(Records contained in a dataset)
== == ==
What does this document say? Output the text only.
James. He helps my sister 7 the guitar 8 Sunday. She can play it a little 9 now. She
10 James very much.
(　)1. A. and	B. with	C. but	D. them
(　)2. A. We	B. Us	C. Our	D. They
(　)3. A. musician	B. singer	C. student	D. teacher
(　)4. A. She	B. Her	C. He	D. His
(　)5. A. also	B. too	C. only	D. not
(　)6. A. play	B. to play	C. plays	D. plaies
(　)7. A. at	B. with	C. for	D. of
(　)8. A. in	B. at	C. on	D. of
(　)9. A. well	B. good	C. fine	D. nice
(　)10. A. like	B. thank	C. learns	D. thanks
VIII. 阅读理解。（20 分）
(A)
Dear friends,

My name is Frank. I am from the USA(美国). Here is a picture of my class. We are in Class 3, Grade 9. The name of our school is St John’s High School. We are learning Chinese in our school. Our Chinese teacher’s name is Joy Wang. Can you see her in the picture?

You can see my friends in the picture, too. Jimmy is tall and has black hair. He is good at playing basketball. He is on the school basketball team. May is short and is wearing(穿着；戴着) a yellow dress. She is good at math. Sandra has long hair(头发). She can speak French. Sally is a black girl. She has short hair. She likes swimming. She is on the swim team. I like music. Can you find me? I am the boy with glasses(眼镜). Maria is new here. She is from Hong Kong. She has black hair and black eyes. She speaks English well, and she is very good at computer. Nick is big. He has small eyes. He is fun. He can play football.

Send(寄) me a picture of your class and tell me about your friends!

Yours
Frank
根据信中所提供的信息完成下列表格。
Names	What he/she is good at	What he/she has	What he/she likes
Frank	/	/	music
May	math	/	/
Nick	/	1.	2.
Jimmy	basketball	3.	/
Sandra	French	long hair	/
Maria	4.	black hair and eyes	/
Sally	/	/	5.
== == ==
**Requirement**
From the entries, report each line that includes the word "play".

**Response to this exercise**
James. He helps my sister 7 the guitar 8 Sunday. She can play it a little 9 now. She
(　)6. A. play	B. to play	C. plays	D. plaies
You can see my friends in the picture, too. Jimmy is tall and has black hair. He is good at playing basketball. He is on the school basketball team. May is short and is wearing(穿着；戴着) a yellow dress. She is good at math. Sandra has long hair(头发). She can speak French. Sally is a black girl. She has short hair. She likes swimming. She is on the swim team. I like music. Can you find me? I am the boy with glasses(眼镜). Maria is new here. She is from Hong Kong. She has black hair and black eyes. She speaks English well, and she is very good at computer. Nick is big. He has small eyes. He is fun. He can play football.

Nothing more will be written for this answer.